**Stated goal**
Find the lines that hold the word "области" and return them.

::::::::

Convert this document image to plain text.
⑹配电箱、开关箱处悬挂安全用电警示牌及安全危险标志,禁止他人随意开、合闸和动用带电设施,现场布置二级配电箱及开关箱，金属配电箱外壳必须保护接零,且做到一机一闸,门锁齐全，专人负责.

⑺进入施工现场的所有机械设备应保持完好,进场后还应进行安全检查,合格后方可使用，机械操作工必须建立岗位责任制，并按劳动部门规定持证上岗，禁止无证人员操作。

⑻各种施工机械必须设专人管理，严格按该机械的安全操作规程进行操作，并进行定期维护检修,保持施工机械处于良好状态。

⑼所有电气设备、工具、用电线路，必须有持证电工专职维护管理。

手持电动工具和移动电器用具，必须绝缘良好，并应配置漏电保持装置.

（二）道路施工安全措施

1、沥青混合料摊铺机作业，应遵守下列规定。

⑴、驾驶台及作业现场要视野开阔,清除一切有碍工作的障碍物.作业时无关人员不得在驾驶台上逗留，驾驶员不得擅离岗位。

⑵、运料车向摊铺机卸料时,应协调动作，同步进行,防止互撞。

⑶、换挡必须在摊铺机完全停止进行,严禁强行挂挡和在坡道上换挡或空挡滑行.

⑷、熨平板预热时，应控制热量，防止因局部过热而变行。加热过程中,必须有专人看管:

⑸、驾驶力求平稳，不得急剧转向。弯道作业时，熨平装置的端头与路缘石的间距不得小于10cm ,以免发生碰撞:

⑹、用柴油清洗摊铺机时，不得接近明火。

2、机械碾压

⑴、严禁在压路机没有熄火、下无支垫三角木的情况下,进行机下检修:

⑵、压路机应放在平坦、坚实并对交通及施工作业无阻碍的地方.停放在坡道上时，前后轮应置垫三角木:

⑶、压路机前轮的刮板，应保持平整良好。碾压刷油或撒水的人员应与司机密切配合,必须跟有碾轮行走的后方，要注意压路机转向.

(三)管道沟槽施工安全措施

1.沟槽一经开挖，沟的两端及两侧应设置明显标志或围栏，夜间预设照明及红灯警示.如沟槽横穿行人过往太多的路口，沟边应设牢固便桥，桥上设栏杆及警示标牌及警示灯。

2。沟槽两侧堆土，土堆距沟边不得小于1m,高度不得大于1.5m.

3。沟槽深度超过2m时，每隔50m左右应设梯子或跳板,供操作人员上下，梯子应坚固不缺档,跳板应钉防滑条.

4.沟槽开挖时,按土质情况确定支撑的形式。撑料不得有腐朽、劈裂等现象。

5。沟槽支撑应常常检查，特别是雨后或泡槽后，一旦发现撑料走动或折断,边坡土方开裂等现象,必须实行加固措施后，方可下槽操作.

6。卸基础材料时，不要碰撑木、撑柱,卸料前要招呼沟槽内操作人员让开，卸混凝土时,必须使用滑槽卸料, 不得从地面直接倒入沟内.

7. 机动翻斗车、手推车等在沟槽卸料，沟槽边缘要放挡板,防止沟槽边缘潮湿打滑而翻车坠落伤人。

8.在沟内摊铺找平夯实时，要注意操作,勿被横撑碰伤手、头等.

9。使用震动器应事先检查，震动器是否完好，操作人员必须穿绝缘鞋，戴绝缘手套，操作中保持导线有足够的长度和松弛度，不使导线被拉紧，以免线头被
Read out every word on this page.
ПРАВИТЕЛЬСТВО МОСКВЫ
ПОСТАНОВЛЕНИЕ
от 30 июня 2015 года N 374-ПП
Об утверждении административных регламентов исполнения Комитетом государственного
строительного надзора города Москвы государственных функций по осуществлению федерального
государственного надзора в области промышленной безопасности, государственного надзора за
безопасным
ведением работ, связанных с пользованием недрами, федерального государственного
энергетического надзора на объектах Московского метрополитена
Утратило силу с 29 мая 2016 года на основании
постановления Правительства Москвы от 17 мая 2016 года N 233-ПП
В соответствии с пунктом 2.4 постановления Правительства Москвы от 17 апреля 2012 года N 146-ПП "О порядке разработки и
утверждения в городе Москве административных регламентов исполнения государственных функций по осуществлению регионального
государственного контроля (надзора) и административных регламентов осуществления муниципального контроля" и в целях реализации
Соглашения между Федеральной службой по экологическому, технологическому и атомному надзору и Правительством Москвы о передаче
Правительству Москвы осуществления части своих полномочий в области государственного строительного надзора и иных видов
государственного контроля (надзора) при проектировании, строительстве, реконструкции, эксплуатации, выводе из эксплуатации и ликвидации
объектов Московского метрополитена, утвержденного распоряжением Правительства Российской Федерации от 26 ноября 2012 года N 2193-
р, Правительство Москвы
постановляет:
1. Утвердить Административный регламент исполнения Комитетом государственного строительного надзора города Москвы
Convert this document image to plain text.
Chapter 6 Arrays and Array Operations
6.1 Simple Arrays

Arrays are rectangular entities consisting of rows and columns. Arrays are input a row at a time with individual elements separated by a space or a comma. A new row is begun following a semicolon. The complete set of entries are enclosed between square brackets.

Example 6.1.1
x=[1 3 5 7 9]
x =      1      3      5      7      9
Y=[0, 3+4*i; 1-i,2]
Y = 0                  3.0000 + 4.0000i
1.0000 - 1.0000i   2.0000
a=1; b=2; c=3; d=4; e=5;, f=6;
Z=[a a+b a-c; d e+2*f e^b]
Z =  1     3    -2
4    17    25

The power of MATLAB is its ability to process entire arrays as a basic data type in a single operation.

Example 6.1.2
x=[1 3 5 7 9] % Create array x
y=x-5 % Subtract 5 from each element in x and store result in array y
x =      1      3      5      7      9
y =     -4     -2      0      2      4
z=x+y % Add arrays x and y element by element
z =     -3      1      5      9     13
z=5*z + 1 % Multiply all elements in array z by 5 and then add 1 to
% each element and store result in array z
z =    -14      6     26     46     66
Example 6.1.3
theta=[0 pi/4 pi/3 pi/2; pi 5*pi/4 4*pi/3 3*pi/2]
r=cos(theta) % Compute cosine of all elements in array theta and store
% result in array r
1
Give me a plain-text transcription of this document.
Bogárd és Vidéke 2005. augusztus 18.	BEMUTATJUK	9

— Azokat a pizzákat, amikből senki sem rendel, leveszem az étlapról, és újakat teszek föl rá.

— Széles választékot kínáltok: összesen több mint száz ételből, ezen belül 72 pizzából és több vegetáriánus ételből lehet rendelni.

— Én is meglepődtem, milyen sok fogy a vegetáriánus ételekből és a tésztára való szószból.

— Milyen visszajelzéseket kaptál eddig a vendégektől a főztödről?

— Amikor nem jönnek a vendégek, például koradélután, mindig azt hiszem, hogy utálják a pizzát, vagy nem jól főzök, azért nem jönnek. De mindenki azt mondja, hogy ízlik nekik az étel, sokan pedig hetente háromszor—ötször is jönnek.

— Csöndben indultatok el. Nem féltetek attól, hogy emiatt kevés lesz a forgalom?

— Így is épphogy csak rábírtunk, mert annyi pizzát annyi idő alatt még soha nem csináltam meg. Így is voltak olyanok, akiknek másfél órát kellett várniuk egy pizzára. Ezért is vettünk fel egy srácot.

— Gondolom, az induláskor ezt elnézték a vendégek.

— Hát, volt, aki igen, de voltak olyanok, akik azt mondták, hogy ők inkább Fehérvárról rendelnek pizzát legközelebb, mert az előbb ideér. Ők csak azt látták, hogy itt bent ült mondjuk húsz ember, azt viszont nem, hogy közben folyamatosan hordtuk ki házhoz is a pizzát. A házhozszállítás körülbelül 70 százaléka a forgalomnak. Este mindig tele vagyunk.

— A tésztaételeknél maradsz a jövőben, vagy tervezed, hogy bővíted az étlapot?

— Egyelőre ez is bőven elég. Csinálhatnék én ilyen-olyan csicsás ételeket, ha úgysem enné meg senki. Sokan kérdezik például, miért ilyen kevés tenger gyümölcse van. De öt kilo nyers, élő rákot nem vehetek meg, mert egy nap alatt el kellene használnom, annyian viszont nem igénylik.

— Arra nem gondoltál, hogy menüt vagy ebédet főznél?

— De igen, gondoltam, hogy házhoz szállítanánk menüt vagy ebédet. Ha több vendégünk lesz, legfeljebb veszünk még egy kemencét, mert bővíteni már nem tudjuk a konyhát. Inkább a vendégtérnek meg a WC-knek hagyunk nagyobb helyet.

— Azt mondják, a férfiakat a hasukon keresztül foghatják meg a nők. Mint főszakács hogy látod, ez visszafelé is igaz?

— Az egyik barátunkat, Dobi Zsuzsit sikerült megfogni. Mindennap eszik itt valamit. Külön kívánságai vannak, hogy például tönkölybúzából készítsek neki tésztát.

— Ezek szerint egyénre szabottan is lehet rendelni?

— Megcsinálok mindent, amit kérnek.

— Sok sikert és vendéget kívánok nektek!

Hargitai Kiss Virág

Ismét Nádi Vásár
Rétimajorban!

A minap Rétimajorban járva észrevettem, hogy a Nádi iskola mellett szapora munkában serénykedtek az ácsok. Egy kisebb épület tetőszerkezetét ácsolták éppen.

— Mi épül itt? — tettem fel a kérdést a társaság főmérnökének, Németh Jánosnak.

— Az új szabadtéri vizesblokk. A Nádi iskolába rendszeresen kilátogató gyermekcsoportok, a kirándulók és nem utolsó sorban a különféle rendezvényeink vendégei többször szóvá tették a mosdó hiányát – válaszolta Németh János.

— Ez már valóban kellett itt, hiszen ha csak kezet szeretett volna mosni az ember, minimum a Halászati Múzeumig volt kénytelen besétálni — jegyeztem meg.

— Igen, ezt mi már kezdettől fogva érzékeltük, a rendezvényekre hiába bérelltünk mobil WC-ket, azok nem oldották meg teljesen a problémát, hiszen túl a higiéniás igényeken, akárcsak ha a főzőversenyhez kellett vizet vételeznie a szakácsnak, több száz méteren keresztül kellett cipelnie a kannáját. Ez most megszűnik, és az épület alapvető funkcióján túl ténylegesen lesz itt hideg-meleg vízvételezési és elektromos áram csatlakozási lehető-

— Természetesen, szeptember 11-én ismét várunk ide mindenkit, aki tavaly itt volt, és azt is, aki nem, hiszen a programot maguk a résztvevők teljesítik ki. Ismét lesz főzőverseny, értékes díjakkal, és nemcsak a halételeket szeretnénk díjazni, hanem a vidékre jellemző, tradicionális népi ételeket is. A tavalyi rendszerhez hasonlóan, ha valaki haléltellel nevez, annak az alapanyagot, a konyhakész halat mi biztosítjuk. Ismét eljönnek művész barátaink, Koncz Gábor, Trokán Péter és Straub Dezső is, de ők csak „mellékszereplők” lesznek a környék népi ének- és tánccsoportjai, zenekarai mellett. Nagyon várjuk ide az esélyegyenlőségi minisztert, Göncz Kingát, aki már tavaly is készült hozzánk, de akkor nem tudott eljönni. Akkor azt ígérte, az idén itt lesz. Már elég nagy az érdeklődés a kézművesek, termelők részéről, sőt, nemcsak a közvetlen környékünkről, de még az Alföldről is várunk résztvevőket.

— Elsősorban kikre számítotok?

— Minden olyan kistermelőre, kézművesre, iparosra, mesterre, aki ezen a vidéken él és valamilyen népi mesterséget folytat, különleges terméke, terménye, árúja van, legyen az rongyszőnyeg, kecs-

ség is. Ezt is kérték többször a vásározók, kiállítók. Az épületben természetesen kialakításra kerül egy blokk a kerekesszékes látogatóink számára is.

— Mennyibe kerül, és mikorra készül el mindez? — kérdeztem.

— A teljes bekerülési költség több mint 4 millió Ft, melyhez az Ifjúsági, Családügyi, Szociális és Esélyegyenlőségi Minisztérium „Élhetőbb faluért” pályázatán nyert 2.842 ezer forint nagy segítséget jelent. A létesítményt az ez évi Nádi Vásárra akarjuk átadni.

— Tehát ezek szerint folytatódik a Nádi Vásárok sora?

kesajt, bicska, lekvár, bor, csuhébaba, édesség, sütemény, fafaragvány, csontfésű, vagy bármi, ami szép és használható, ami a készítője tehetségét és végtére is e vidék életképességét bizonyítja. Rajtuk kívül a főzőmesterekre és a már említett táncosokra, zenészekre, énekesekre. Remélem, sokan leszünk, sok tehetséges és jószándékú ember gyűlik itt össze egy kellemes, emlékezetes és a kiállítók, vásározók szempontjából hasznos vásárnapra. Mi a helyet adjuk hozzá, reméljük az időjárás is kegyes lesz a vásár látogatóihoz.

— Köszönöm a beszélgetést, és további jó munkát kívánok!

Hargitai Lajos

::::::::

**Full answer**
государственного надзора в области промышленной безопасности, государственного надзора за
Правительству Москвы осуществления части своих полномочий в области государственного строительного надзора и иных видов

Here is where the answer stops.